EXCERPTED PASSAGE -
######

Criminal charges for expressing your opinion is another.

An airplane pilot is licensed and will talk trash w/ people about flying and not get in trouble unless they express an opinion like ‘i love to drink a six pack before I get in the cockpit’.

Other people say what they want about aviation and unless it is something like ‘I used this one weird trick to smuggle a sniper rifle past the X ray backscatter machine’ or ‘kewl! I jammed the gps on a plane and saw the coordinates change on ads-b’ you won’t face criminal charges.

There was a day when Wilhelm Reich was sent to jail and L. Ron Hubbard exiled at sea. Today, it seems almost impossible to face criminal charges for bogus health information.


> Criminal charges for expressing your opinion is another.

Being a paid expert witness is different than “expressing your opinion.” It’s one thing to be subpoenaed and compelled to testify and another to swear and speak authoritatively. Expert testimony “opinion” could result in people going to jail, or in this case paying large sums of money.

######

INFORMATION SHOWN -
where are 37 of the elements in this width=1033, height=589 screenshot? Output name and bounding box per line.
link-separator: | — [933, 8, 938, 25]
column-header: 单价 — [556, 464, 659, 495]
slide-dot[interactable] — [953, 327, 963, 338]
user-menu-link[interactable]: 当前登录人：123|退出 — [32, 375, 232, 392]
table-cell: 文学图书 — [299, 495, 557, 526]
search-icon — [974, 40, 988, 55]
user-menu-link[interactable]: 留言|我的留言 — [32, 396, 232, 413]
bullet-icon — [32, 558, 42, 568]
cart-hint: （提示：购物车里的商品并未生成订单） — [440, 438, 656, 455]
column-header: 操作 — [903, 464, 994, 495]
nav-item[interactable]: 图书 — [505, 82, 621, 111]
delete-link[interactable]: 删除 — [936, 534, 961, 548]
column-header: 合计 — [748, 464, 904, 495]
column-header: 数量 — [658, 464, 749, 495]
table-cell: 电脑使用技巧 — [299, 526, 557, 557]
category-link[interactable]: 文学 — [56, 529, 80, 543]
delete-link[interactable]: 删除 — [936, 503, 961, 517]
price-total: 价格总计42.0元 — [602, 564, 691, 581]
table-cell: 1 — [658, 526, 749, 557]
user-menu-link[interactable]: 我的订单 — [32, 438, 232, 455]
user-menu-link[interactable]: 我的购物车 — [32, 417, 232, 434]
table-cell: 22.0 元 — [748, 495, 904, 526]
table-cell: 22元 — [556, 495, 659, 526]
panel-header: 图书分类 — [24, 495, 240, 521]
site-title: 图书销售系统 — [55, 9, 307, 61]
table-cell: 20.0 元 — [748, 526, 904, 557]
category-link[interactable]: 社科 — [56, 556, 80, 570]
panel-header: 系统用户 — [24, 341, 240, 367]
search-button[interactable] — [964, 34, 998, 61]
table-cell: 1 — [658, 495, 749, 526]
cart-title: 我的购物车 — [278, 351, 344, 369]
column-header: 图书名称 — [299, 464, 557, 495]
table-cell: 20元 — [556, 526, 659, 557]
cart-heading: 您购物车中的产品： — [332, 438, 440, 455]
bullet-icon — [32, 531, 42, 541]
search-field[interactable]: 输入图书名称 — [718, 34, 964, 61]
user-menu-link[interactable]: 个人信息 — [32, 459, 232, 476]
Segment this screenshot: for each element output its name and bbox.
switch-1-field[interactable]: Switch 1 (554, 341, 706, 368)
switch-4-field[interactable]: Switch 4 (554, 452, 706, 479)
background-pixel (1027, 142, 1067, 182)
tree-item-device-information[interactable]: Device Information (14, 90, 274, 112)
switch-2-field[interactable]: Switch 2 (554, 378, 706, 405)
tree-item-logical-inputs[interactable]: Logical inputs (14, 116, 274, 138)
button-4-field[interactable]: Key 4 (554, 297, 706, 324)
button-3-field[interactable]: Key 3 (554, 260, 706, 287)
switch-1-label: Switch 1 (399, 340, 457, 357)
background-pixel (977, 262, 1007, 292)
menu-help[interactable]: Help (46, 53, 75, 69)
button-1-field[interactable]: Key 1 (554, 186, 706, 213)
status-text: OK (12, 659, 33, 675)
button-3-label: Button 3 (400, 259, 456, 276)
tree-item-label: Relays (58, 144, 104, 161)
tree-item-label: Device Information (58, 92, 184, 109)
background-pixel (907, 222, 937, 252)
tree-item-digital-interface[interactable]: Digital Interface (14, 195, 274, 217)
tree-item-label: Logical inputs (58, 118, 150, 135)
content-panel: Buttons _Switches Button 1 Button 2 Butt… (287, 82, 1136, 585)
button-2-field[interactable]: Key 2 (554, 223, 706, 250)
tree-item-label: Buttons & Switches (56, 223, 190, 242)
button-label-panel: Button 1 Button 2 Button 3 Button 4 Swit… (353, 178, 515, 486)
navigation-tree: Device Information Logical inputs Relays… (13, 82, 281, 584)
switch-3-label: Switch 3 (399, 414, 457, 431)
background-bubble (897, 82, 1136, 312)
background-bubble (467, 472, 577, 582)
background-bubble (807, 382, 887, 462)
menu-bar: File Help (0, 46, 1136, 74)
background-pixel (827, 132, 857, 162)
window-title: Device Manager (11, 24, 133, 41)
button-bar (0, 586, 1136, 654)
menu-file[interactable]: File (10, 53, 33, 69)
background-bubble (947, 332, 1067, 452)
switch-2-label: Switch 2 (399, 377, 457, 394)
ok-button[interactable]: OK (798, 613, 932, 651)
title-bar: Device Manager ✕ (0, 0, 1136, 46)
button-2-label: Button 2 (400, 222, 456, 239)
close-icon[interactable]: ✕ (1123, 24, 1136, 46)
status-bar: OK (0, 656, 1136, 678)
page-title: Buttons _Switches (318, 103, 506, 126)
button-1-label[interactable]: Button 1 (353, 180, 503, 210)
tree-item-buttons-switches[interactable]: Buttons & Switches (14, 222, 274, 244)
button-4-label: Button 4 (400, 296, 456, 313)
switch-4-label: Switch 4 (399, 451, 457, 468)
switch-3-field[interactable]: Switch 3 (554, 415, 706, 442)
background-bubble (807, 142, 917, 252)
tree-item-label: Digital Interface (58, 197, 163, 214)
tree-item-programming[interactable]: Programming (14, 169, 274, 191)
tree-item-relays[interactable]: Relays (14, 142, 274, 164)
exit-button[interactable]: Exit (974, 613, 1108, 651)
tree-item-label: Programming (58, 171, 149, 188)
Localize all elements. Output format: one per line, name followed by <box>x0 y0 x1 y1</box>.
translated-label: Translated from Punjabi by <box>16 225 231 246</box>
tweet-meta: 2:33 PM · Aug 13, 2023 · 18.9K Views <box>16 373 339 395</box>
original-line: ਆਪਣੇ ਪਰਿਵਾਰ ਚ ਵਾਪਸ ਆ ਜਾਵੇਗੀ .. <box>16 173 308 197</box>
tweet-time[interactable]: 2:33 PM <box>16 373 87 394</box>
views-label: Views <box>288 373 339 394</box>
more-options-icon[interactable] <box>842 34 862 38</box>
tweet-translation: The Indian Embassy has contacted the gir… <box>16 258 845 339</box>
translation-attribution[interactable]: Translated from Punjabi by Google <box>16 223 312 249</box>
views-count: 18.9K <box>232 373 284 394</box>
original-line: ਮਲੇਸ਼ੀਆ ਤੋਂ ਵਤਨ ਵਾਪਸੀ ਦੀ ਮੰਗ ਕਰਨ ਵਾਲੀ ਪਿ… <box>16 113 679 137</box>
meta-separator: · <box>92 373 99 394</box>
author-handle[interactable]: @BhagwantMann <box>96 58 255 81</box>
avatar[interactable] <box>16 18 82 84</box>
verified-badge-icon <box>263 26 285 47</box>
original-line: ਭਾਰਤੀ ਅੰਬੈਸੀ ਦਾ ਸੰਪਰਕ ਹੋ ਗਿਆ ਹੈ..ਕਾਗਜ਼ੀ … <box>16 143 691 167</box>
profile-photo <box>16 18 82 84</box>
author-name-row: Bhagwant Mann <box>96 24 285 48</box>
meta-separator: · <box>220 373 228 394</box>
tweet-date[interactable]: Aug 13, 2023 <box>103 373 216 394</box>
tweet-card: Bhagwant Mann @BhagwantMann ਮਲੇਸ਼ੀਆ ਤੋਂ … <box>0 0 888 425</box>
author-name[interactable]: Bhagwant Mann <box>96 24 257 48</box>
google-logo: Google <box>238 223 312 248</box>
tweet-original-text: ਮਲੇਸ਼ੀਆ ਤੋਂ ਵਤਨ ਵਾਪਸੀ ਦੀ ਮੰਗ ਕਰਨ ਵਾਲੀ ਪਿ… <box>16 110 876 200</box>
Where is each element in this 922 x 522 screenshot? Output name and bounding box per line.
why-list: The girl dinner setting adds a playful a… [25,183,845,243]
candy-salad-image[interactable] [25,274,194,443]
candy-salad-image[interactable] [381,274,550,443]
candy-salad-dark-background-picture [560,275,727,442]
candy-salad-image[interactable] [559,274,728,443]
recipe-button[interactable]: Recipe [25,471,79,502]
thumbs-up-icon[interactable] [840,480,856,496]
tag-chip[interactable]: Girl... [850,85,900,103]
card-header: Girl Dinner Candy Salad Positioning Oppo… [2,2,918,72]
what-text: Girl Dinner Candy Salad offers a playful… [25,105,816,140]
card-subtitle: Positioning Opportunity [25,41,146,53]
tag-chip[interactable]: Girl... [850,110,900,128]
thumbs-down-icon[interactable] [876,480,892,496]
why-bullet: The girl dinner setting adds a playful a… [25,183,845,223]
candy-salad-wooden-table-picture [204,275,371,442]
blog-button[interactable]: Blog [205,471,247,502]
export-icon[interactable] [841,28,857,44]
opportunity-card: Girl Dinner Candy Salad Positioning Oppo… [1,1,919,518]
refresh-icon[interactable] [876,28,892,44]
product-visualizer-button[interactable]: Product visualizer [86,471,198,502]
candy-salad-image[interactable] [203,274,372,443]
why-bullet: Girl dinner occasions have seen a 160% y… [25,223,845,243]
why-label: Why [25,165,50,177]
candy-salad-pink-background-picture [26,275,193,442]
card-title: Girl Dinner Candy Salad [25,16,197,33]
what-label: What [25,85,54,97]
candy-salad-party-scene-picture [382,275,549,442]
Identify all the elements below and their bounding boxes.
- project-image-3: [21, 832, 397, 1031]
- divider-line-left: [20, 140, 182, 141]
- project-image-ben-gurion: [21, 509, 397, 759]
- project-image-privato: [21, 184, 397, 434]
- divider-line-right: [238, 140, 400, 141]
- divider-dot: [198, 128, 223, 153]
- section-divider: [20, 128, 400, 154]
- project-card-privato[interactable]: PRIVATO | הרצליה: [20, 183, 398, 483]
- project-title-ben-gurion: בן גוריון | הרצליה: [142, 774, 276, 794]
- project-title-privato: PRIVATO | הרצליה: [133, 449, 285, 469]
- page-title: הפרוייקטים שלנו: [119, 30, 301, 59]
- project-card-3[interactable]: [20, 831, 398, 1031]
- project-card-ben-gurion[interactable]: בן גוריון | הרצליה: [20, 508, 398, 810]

######

REQUIRED ACTION 1 -
In the comments on opinions and criminal charges, what happened to L. Ron Hubbard?
REQUIRED ACTION 2 -
Extend the discussion of opinions and criminal charges, picking up after its final sentence.

WRITTEN RESPONSE 1 -
He was exiled at sea.

WRITTEN RESPONSE 2 -
I imagine a case of medical malpractice where an unlicensed doctor was expertly testifying as to the proper procedure. That seems inappropriate.


Yes, though I wonder whether this couldn't be handled better? Courts are already organized as an adversarial system:

So let the lawyers bring in whatever supposed experts they can find, and let the lawyers from the other side poke holes at their credentials? Same procedure as with eyewitnesses, which are not usually licensed.


Some people want software engineering to be like other engineering disciplines where a PE license and/or union membership is mandatory to practice the trade.


I think you find most of those people do not have any intentions of bringing meaningful value to the engineering disciplines. It's just a business opportunity to them.


In the 1980s there was a proposal in the California legislature to license software engineers. They basically took an EE-related test (developed by the IEEE, little surprise) and stirred some software in there. I don't remember what software methodology flavor-of-the-month they rubberstamped, but I assure you that it was forgettable.

It was a bare-faced, rent-seeking money grab from some entrenched licensing board. I mean, I've used Ohm's Law in my software career, and I've made smoke come out of things on a professional basis. But it's hardly necessary for a security engineer to know about impedance matching.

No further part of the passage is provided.